Only the number is wanted: how many lines in the data contain "with"?

━━ INPUT RECORDS

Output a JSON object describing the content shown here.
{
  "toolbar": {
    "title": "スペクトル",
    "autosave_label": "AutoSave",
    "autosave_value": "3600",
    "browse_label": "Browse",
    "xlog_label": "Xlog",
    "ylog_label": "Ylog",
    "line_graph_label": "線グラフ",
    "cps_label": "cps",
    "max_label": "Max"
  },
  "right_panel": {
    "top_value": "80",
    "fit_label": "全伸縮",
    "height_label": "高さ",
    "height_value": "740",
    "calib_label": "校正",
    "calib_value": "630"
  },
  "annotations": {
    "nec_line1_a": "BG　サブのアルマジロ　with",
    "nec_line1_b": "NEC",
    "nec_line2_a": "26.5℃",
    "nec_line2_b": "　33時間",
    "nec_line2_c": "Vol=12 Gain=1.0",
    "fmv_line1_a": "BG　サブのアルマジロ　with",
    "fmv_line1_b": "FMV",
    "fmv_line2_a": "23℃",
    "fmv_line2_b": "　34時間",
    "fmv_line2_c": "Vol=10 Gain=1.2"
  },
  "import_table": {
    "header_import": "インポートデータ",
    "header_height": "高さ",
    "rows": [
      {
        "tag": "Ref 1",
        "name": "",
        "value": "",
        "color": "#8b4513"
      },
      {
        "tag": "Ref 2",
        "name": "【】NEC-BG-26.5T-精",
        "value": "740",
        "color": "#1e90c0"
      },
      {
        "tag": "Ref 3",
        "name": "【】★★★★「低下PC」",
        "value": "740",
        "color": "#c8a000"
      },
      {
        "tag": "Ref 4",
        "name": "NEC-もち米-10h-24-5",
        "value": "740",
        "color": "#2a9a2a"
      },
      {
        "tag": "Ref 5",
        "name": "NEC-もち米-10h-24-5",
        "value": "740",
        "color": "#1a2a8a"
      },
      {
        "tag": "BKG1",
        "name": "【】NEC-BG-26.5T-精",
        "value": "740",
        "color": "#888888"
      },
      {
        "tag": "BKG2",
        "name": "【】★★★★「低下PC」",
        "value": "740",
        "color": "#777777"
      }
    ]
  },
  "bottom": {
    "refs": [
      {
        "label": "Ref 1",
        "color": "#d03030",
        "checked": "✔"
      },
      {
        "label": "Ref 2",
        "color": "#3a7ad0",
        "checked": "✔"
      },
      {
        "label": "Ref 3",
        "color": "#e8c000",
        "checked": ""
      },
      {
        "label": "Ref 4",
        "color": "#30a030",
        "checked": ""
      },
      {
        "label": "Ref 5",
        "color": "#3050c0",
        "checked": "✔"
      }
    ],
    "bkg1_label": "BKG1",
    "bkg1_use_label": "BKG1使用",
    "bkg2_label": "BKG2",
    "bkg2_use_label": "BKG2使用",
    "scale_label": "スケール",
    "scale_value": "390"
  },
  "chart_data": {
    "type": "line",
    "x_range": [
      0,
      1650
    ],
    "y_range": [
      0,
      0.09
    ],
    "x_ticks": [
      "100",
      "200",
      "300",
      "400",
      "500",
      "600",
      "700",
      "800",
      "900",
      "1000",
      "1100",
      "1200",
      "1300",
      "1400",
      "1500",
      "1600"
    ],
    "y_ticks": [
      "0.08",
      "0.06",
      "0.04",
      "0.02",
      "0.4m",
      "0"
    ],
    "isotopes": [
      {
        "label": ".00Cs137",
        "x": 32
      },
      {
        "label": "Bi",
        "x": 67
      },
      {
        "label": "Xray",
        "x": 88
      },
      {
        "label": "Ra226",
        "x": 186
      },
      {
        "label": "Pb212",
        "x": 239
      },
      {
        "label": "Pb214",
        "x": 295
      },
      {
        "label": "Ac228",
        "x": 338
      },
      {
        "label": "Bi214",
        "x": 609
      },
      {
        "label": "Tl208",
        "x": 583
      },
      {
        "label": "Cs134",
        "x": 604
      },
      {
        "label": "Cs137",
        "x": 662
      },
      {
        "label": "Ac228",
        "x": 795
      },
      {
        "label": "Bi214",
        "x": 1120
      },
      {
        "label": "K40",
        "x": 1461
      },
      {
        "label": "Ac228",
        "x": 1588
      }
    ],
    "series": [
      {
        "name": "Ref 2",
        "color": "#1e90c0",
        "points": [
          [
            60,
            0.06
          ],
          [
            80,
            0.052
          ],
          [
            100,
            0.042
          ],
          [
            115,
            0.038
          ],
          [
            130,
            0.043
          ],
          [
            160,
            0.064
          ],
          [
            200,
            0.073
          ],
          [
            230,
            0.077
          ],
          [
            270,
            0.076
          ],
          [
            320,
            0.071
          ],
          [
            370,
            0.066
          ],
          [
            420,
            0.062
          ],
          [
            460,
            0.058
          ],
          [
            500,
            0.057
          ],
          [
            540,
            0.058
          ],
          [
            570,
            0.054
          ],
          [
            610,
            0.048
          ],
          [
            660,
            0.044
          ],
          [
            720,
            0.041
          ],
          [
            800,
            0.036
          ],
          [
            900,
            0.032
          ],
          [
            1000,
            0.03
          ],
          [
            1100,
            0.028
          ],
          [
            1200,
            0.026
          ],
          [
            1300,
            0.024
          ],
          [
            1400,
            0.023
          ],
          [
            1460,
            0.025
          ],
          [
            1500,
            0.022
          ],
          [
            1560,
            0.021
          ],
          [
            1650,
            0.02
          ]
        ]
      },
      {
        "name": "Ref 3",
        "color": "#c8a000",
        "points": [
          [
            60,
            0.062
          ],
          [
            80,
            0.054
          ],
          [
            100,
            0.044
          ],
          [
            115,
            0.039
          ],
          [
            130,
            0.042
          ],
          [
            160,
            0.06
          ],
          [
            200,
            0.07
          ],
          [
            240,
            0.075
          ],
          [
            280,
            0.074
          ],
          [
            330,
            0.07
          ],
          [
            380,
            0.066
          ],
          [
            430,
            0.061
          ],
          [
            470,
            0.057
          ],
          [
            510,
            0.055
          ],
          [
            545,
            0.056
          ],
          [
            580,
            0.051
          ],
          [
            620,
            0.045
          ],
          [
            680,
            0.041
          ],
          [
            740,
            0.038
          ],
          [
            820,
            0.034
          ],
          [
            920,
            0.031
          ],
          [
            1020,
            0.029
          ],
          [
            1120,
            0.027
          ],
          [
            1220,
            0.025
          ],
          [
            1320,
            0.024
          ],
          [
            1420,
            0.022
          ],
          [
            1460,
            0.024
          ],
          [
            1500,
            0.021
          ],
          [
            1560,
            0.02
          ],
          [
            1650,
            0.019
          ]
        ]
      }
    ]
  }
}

━━━━

RESPONSE. 2